### PASSAGE PROVIDED
== == ==

Re: [PATCH 17/21] fs: xfs: iomap atomic write support

Ming Lei <ming.lei@xxxxxxxxxx> · Tue, 5 Dec 2023 21:59:08 +0800

On Mon, Dec 04, 2023 at 03:19:15PM +0000, John Garry wrote:
> On 04/12/2023 13:45, Christoph Hellwig wrote:
> > On Tue, Nov 28, 2023 at 05:42:10PM +0000, John Garry wrote:
> > > ok, fine, it would not be required for XFS with CoW. Some concerns still:
> > > a. device atomic write boundary, if any
> > > b. other FSes which do not have CoW support. ext4 is already being used for
> > > "atomic writes" in the field - see dubious amazon torn-write prevention.
> > 
> > What is the 'dubious amazon torn-write prevention'?
> 
> https://docs.aws.amazon.com/AWSEC2/latest/UserGuide/storage-twp.html
> 
> AFAICS, this is without any kernel changes, so no guarantee of unwanted
> splitting or merging of bios.
> 
> Anyway, there will still be !CoW FSes which people want to support.
> 
> > 
> > > About b., we could add the pow-of-2 and file offset alignment requirement
> > > for other FSes, but then need to add some method to advertise that
> > > restriction.
> > 
> > We really need a better way to communicate I/O limitations anyway.
> > Something like XFS_IOC_DIOINFO on steroids.
> > 
> > > Sure, but to me it is a concern that we have 2x paths to make robust a.
> > > offload via hw, which may involve CoW b. no HW support, i.e. CoW always
> > 
> > Relying just on the hardware seems very limited, especially as there is
> > plenty of hardware that won't guarantee anything larger than 4k, and
> > plenty of NVMe hardware without has some other small limit like 32k
> > because it doesn't support multiple atomicy mode.

== == ==

### DATASET CONTENT
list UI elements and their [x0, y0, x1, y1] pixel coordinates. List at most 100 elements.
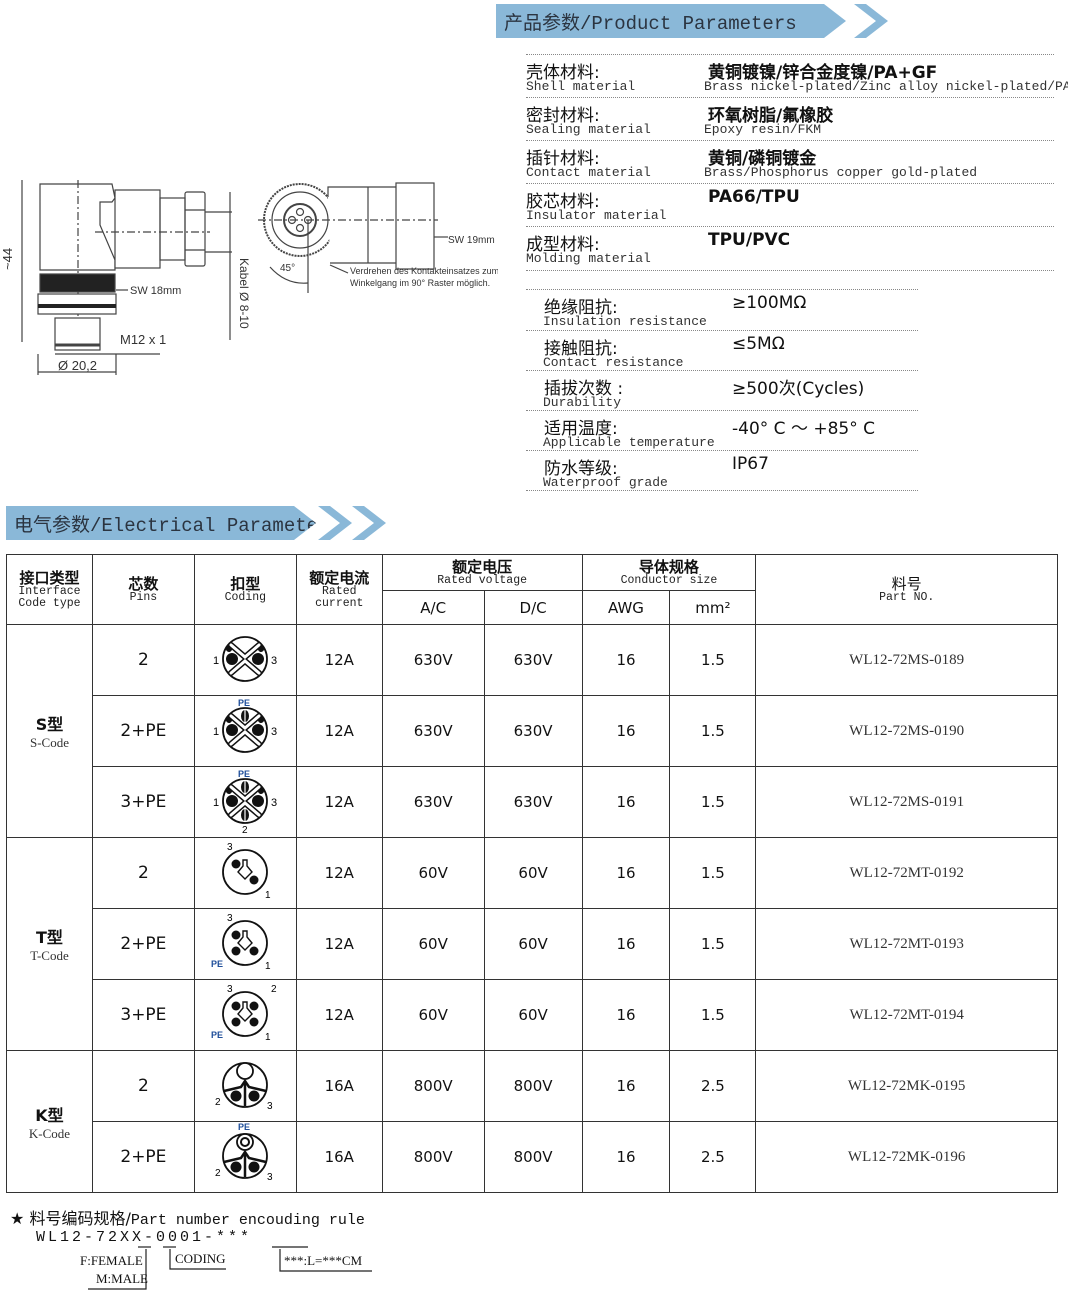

== == ==

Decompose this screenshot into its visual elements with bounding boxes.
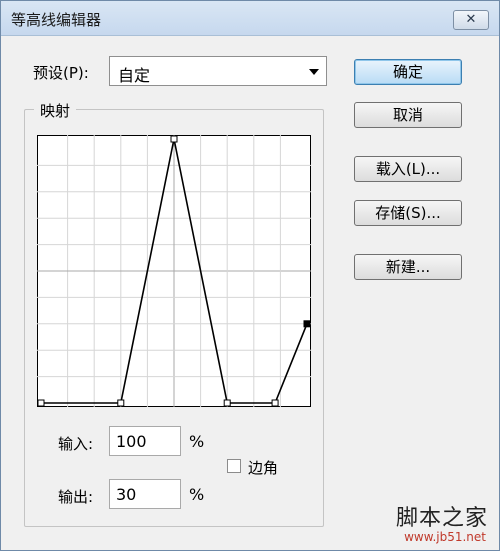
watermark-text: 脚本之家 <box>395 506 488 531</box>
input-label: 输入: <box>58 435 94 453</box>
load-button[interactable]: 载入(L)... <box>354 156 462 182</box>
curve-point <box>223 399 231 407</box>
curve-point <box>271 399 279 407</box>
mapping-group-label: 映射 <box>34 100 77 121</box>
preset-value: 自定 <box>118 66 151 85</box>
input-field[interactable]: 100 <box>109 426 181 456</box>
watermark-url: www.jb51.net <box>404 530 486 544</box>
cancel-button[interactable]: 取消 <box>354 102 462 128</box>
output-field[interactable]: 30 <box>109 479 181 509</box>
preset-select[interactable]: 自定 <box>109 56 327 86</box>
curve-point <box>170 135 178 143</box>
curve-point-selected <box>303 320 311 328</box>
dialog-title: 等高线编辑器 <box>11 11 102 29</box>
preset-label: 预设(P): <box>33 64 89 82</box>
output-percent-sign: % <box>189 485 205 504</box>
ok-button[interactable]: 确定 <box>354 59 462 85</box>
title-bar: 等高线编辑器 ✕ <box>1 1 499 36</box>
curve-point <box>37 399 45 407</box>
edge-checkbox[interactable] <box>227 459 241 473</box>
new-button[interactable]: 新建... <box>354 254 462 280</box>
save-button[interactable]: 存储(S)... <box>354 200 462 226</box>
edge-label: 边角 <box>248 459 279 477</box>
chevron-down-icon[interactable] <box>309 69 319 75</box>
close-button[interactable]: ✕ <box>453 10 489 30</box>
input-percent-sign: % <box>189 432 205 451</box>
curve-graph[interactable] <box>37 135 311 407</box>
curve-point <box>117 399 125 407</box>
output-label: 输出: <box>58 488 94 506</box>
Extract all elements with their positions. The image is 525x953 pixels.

== == ==

### DIRECTIONS
1. Reproduce the portion of the XFS atomic-write thread starting with "Re: [PATCH 17/21]" and going on through "amazon torn-write prevention.".
2. Write the next part of the XFS atomic-write thread, picking up after its final line.

### RESPONSES TO THE TASKS
1.
Re: [PATCH 17/21] fs: xfs: iomap atomic write support

Ming Lei <ming.lei@xxxxxxxxxx> · Tue, 5 Dec 2023 21:59:08 +0800

On Mon, Dec 04, 2023 at 03:19:15PM +0000, John Garry wrote:
> On 04/12/2023 13:45, Christoph Hellwig wrote:
> > On Tue, Nov 28, 2023 at 05:42:10PM +0000, John Garry wrote:
> > > ok, fine, it would not be required for XFS with CoW. Some concerns still:
> > > a. device atomic write boundary, if any
> > > b. other FSes which do not have CoW support. ext4 is already being used for
> > > "atomic writes" in the field - see dubious amazon torn-write prevention.

2.
> 
> So what would you propose as the next step? Would it to be first achieve
> atomic write support for XFS with HW support + CoW to ensure contiguous
> extents (and without XFS forcealign)?
> 
> > 
> > > And for no HW support, if we don't follow the O_ATOMIC model of committing
> > > nothing until a SYNC is issued, would we allocate, write, and later free a
> > > new extent for each write, right?
> > 
> > Yes. Then again if you do data journalling you do that anyway, and as
> > one little project I'm doing right now shows that data journling is
> > often the fastest thing we can do for very small writes.
> 
> Ignoring FSes, then how is this supposed to work for block devices? We just
> always need HW support, right?

Looks the HW support could be minimized, just like what Google and Amazon did,
16KB physical block size with proper queue limit setting.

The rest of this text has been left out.